▶ **Given request**
Extract the complete listing and repeat it word for word.

· · ·

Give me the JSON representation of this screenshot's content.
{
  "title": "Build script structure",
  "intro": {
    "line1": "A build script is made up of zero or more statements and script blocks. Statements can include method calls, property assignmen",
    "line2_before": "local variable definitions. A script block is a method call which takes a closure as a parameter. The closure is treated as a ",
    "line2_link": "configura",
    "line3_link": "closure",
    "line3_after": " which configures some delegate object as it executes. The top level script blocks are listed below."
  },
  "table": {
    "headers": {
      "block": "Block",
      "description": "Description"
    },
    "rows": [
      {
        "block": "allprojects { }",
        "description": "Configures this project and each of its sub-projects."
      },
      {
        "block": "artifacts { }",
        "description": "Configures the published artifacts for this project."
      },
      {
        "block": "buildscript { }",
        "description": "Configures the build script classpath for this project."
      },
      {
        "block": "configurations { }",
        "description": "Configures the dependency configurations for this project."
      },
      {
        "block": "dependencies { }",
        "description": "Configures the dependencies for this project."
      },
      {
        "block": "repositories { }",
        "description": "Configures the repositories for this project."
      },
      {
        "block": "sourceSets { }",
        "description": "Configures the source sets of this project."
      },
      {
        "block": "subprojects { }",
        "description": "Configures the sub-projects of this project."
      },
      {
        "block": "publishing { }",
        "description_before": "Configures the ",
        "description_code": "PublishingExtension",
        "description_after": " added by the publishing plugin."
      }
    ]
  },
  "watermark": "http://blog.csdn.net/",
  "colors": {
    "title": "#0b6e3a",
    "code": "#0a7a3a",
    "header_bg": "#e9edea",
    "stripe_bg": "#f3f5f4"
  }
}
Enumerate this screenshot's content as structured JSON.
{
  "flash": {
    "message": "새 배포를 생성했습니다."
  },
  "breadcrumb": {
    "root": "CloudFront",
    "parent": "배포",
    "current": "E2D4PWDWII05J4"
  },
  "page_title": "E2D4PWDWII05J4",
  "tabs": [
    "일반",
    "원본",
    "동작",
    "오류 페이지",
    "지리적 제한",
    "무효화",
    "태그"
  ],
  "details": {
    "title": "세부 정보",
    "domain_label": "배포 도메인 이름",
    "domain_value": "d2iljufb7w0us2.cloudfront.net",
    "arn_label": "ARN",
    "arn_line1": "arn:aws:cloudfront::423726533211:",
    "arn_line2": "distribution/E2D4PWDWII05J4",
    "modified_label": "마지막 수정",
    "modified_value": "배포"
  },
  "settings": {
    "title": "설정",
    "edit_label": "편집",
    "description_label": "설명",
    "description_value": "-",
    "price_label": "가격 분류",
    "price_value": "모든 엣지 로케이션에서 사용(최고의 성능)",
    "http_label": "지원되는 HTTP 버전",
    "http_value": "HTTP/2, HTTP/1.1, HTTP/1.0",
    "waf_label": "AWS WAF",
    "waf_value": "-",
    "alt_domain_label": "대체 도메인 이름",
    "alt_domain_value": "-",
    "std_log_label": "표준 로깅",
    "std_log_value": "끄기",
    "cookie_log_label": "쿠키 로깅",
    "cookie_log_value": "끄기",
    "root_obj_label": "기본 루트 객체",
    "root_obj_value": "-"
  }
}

· · ·

▶ **Written answer**
Give me the JSON representation of this screenshot's content.
{
  "title": "Build script structure",
  "intro": {
    "line1": "A build script is made up of zero or more statements and script blocks. Statements can include method calls, property assignmen",
    "line2_before": "local variable definitions. A script block is a method call which takes a closure as a parameter. The closure is treated as a ",
    "line2_link": "configura",
    "line3_link": "closure",
    "line3_after": " which configures some delegate object as it executes. The top level script blocks are listed below."
  },
  "table": {
    "headers": {
      "block": "Block",
      "description": "Description"
    },
    "rows": [
      {
        "block": "allprojects { }",
        "description": "Configures this project and each of its sub-projects."
      },
      {
        "block": "artifacts { }",
        "description": "Configures the published artifacts for this project."
      },
      {
        "block": "buildscript { }",
        "description": "Configures the build script classpath for this project."
      },
      {
        "block": "configurations { }",
        "description": "Configures the dependency configurations for this project."
      },
      {
        "block": "dependencies { }",
        "description": "Configures the dependencies for this project."
      },
      {
        "block": "repositories { }",
        "description": "Configures the repositories for this project."
      },
      {
        "block": "sourceSets { }",
        "description": "Configures the source sets of this project."
      },
      {
        "block": "subprojects { }",
        "description": "Configures the sub-projects of this project."
      },
      {
        "block": "publishing { }",
        "description_before": "Configures the ",
        "description_code": "PublishingExtension",
        "description_after": " added by the publishing plugin."
      }
    ]
  },
  "watermark": "http://blog.csdn.net/",
  "colors": {
    "title": "#0b6e3a",
    "code": "#0a7a3a",
    "header_bg": "#e9edea",
    "stripe_bg": "#f3f5f4"
  }
}
Enumerate this screenshot's content as structured JSON.
{
  "flash": {
    "message": "새 배포를 생성했습니다."
  },
  "breadcrumb": {
    "root": "CloudFront",
    "parent": "배포",
    "current": "E2D4PWDWII05J4"
  },
  "page_title": "E2D4PWDWII05J4",
  "tabs": [
    "일반",
    "원본",
    "동작",
    "오류 페이지",
    "지리적 제한",
    "무효화",
    "태그"
  ],
  "details": {
    "title": "세부 정보",
    "domain_label": "배포 도메인 이름",
    "domain_value": "d2iljufb7w0us2.cloudfront.net",
    "arn_label": "ARN",
    "arn_line1": "arn:aws:cloudfront::423726533211:",
    "arn_line2": "distribution/E2D4PWDWII05J4",
    "modified_label": "마지막 수정",
    "modified_value": "배포"
  },
  "settings": {
    "title": "설정",
    "edit_label": "편집",
    "description_label": "설명",
    "description_value": "-",
    "price_label": "가격 분류",
    "price_value": "모든 엣지 로케이션에서 사용(최고의 성능)",
    "http_label": "지원되는 HTTP 버전",
    "http_value": "HTTP/2, HTTP/1.1, HTTP/1.0",
    "waf_label": "AWS WAF",
    "waf_value": "-",
    "alt_domain_label": "대체 도메인 이름",
    "alt_domain_value": "-",
    "std_log_label": "표준 로깅",
    "std_log_value": "끄기",
    "cookie_log_label": "쿠키 로깅",
    "cookie_log_value": "끄기",
    "root_obj_label": "기본 루트 객체",
    "root_obj_value": "-"
  }
}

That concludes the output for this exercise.